- [Directions]
Reproduce the data with "bookmark-item" swapped for "bookmark-link" wherever it occurs and everything else unchanged, leaving out the pictures.

==========

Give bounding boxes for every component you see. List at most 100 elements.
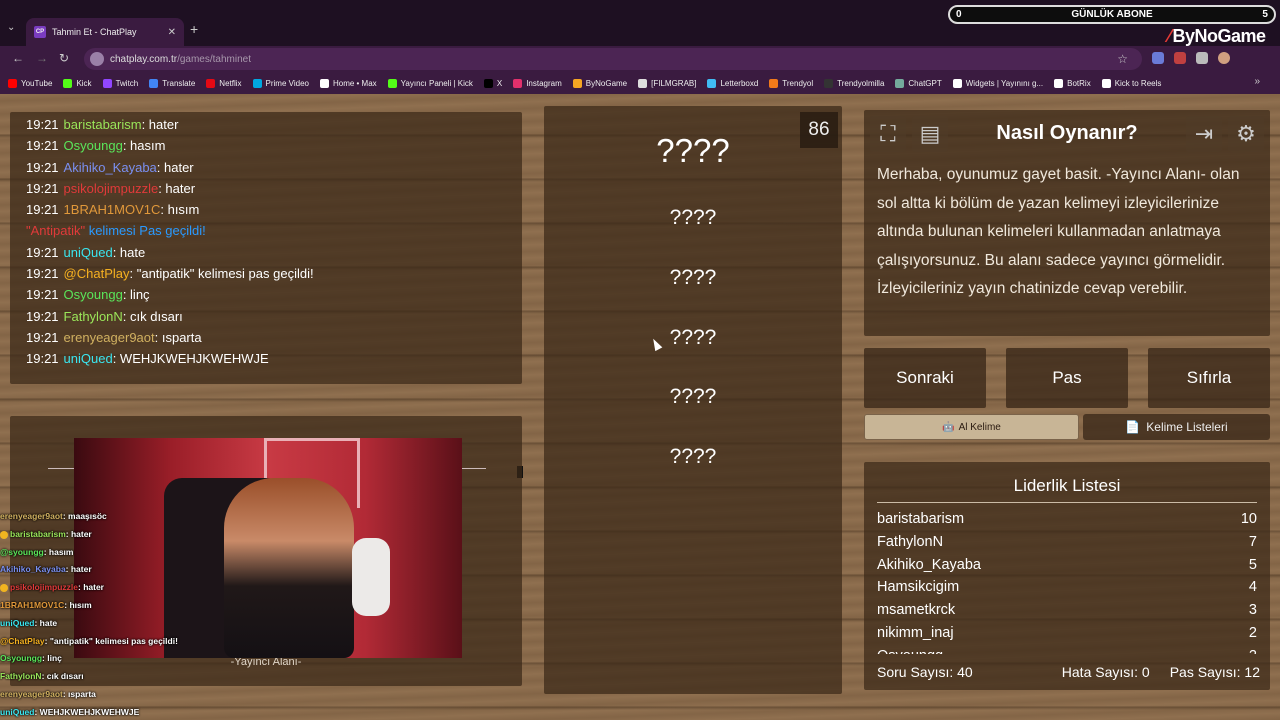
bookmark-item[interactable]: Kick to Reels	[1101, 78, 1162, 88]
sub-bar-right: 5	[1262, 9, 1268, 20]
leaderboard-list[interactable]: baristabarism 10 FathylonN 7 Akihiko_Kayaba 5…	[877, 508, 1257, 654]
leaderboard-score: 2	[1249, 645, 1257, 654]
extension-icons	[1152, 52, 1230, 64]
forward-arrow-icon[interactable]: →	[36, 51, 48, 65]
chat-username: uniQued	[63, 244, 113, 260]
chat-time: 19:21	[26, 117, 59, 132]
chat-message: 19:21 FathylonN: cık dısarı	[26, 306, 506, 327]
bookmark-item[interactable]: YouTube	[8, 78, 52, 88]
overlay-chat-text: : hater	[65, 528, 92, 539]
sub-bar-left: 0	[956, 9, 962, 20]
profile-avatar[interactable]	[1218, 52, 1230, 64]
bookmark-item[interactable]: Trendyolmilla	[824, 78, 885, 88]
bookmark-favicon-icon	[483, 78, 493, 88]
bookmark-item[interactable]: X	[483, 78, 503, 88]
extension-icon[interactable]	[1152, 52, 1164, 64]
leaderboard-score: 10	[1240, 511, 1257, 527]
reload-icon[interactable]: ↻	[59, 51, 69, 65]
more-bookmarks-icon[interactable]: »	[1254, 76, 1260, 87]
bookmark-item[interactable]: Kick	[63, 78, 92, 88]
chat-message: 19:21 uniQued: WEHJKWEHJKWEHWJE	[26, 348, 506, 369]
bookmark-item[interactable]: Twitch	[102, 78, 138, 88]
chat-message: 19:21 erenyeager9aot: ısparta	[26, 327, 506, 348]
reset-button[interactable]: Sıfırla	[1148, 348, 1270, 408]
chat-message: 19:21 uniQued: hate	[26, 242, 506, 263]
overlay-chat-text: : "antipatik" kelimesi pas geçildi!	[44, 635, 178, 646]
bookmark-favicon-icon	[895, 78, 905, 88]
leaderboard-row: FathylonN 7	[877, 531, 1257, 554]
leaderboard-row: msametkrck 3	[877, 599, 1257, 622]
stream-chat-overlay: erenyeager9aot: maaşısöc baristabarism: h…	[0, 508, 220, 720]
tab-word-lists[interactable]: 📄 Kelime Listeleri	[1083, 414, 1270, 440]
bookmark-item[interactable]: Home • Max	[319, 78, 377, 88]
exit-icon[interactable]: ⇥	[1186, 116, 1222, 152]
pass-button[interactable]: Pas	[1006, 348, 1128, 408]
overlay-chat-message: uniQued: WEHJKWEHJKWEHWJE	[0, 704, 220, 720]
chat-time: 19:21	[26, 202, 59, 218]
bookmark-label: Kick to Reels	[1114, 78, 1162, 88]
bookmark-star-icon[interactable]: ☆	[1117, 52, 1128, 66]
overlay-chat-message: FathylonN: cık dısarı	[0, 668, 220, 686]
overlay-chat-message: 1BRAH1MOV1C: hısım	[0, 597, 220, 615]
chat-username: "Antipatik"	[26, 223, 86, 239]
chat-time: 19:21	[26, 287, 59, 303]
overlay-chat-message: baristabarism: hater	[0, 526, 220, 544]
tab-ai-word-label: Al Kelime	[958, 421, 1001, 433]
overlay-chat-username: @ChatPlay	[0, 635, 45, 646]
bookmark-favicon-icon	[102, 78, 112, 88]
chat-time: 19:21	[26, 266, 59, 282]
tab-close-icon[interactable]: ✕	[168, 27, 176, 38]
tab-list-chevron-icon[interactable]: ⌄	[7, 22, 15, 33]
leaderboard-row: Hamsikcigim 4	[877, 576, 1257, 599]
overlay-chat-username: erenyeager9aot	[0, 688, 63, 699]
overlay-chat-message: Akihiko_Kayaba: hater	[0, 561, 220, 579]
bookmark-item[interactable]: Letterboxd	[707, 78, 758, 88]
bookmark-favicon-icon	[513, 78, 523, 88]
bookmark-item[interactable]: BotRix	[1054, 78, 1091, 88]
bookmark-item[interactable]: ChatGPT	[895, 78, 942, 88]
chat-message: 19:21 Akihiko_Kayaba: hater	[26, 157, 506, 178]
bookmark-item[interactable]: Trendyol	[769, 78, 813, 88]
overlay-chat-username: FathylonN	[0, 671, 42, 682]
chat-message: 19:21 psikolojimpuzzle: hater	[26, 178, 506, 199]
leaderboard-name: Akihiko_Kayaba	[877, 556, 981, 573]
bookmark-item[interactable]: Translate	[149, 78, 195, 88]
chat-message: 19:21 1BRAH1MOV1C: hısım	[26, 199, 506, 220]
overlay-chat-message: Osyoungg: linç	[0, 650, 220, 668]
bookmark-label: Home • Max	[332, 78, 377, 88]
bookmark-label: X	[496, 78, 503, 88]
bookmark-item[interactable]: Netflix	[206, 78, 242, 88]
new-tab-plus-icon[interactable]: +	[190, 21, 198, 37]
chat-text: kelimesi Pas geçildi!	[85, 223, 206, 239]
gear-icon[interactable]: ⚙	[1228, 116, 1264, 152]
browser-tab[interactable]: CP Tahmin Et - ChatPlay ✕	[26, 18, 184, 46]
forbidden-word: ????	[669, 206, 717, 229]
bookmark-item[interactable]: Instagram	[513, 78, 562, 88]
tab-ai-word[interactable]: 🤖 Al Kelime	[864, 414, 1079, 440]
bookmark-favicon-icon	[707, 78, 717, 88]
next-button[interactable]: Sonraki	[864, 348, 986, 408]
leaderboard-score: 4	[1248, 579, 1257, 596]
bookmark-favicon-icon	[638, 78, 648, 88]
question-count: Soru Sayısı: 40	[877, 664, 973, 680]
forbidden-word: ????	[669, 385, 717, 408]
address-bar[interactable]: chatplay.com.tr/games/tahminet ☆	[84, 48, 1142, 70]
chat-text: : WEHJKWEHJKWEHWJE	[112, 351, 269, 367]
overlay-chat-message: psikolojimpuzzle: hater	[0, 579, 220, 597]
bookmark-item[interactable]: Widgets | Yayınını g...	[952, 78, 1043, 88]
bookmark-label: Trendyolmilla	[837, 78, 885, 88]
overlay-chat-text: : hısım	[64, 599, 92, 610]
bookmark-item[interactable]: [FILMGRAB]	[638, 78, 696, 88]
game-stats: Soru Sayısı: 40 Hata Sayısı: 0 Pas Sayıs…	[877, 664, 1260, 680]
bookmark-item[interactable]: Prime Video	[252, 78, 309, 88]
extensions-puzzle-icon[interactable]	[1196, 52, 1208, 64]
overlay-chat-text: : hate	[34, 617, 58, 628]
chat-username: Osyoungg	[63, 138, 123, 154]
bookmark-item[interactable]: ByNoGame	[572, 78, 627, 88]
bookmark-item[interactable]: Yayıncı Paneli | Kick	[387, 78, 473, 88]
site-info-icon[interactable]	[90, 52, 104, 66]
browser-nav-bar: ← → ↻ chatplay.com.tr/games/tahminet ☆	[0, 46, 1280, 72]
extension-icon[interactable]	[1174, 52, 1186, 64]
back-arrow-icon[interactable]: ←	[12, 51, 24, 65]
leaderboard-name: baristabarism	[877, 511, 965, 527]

==========

- [The reply]
Give bounding boxes for every component you see. List at most 100 elements.
bookmark-link[interactable]: Kick to Reels	[1101, 78, 1162, 88]
sub-bar-right: 5	[1262, 9, 1268, 20]
leaderboard-list[interactable]: baristabarism 10 FathylonN 7 Akihiko_Kayaba 5…	[877, 508, 1257, 654]
leaderboard-score: 2	[1249, 645, 1257, 654]
extension-icons	[1152, 52, 1230, 64]
forward-arrow-icon[interactable]: →	[36, 51, 48, 65]
chat-username: uniQued	[63, 244, 113, 260]
chat-time: 19:21	[26, 117, 59, 132]
chat-message: 19:21 FathylonN: cık dısarı	[26, 306, 506, 327]
bookmark-link[interactable]: YouTube	[8, 78, 52, 88]
overlay-chat-text: : hater	[65, 528, 92, 539]
sub-bar-left: 0	[956, 9, 962, 20]
profile-avatar[interactable]	[1218, 52, 1230, 64]
bookmark-link[interactable]: Trendyolmilla	[824, 78, 885, 88]
bookmark-favicon-icon	[483, 78, 493, 88]
bookmark-link[interactable]: X	[483, 78, 503, 88]
extension-icon[interactable]	[1152, 52, 1164, 64]
leaderboard-score: 10	[1240, 511, 1257, 527]
reload-icon[interactable]: ↻	[59, 51, 69, 65]
more-bookmarks-icon[interactable]: »	[1254, 76, 1260, 87]
bookmark-link[interactable]: Kick	[63, 78, 92, 88]
chat-message: 19:21 uniQued: WEHJKWEHJKWEHWJE	[26, 348, 506, 369]
bookmark-link[interactable]: Twitch	[102, 78, 138, 88]
chat-message: 19:21 erenyeager9aot: ısparta	[26, 327, 506, 348]
reset-button[interactable]: Sıfırla	[1148, 348, 1270, 408]
chat-message: 19:21 uniQued: hate	[26, 242, 506, 263]
overlay-chat-text: : "antipatik" kelimesi pas geçildi!	[44, 635, 178, 646]
bookmark-favicon-icon	[895, 78, 905, 88]
leaderboard-row: FathylonN 7	[877, 531, 1257, 554]
leaderboard-row: msametkrck 3	[877, 599, 1257, 622]
stream-chat-overlay: erenyeager9aot: maaşısöc baristabarism: h…	[0, 508, 220, 720]
tab-word-lists[interactable]: 📄 Kelime Listeleri	[1083, 414, 1270, 440]
bookmark-link[interactable]: Home • Max	[319, 78, 377, 88]
exit-icon[interactable]: ⇥	[1186, 116, 1222, 152]
pass-button[interactable]: Pas	[1006, 348, 1128, 408]
overlay-chat-message: uniQued: WEHJKWEHJKWEHWJE	[0, 704, 220, 720]
chat-time: 19:21	[26, 202, 59, 218]
bookmark-label: Kick to Reels	[1114, 78, 1162, 88]
bookmark-star-icon[interactable]: ☆	[1117, 52, 1128, 66]
overlay-chat-message: FathylonN: cık dısarı	[0, 668, 220, 686]
overlay-chat-message: 1BRAH1MOV1C: hısım	[0, 597, 220, 615]
chat-username: "Antipatik"	[26, 223, 86, 239]
chat-time: 19:21	[26, 287, 59, 303]
overlay-chat-message: baristabarism: hater	[0, 526, 220, 544]
tab-ai-word-label: Al Kelime	[958, 421, 1001, 433]
overlay-chat-username: @ChatPlay	[0, 635, 45, 646]
bookmark-favicon-icon	[102, 78, 112, 88]
chat-time: 19:21	[26, 266, 59, 282]
tab-close-icon[interactable]: ✕	[168, 27, 176, 38]
tab-list-chevron-icon[interactable]: ⌄	[7, 22, 15, 33]
leaderboard-row: Hamsikcigim 4	[877, 576, 1257, 599]
overlay-chat-username: erenyeager9aot	[0, 688, 63, 699]
overlay-chat-message: Akihiko_Kayaba: hater	[0, 561, 220, 579]
bookmark-link[interactable]: Letterboxd	[707, 78, 758, 88]
bookmark-favicon-icon	[513, 78, 523, 88]
bookmark-link[interactable]: BotRix	[1054, 78, 1091, 88]
bookmark-link[interactable]: ChatGPT	[895, 78, 942, 88]
chat-message: 19:21 Akihiko_Kayaba: hater	[26, 157, 506, 178]
bookmark-link[interactable]: Trendyol	[769, 78, 813, 88]
overlay-chat-username: FathylonN	[0, 671, 42, 682]
chat-message: 19:21 psikolojimpuzzle: hater	[26, 178, 506, 199]
leaderboard-name: Akihiko_Kayaba	[877, 556, 981, 573]
bookmark-link[interactable]: Translate	[149, 78, 195, 88]
chat-message: 19:21 1BRAH1MOV1C: hısım	[26, 199, 506, 220]
overlay-chat-message: Osyoungg: linç	[0, 650, 220, 668]
bookmark-label: Home • Max	[332, 78, 377, 88]
bookmark-label: X	[496, 78, 503, 88]
bookmark-link[interactable]: Netflix	[206, 78, 242, 88]
new-tab-plus-icon[interactable]: +	[190, 21, 198, 37]
chat-text: kelimesi Pas geçildi!	[85, 223, 206, 239]
gear-icon[interactable]: ⚙	[1228, 116, 1264, 152]
browser-tab[interactable]: CP Tahmin Et - ChatPlay ✕	[26, 18, 184, 46]
forbidden-word: ????	[669, 206, 717, 229]
bookmark-link[interactable]: Instagram	[513, 78, 562, 88]
tab-ai-word[interactable]: 🤖 Al Kelime	[864, 414, 1079, 440]
bookmark-favicon-icon	[707, 78, 717, 88]
next-button[interactable]: Sonraki	[864, 348, 986, 408]
leaderboard-score: 4	[1248, 579, 1257, 596]
bookmark-favicon-icon	[638, 78, 648, 88]
question-count: Soru Sayısı: 40	[877, 664, 973, 680]
forbidden-word: ????	[669, 385, 717, 408]
address-bar[interactable]: chatplay.com.tr/games/tahminet ☆	[84, 48, 1142, 70]
chat-text: : WEHJKWEHJKWEHWJE	[112, 351, 269, 367]
overlay-chat-message: psikolojimpuzzle: hater	[0, 579, 220, 597]
bookmark-link[interactable]: Widgets | Yayınını g...	[952, 78, 1043, 88]
bookmark-label: Trendyolmilla	[837, 78, 885, 88]
overlay-chat-text: : hısım	[64, 599, 92, 610]
bookmark-link[interactable]: [FILMGRAB]	[638, 78, 696, 88]
game-stats: Soru Sayısı: 40 Hata Sayısı: 0 Pas Sayıs…	[877, 664, 1260, 680]
bookmark-link[interactable]: Prime Video	[252, 78, 309, 88]
extensions-puzzle-icon[interactable]	[1196, 52, 1208, 64]
overlay-chat-text: : hate	[34, 617, 58, 628]
chat-username: Osyoungg	[63, 138, 123, 154]
bookmark-link[interactable]: ByNoGame	[572, 78, 627, 88]
bookmark-link[interactable]: Yayıncı Paneli | Kick	[387, 78, 473, 88]
site-info-icon[interactable]	[90, 52, 104, 66]
browser-nav-bar: ← → ↻ chatplay.com.tr/games/tahminet ☆	[0, 46, 1280, 72]
extension-icon[interactable]	[1174, 52, 1186, 64]
back-arrow-icon[interactable]: ←	[12, 51, 24, 65]
leaderboard-name: baristabarism	[877, 511, 965, 527]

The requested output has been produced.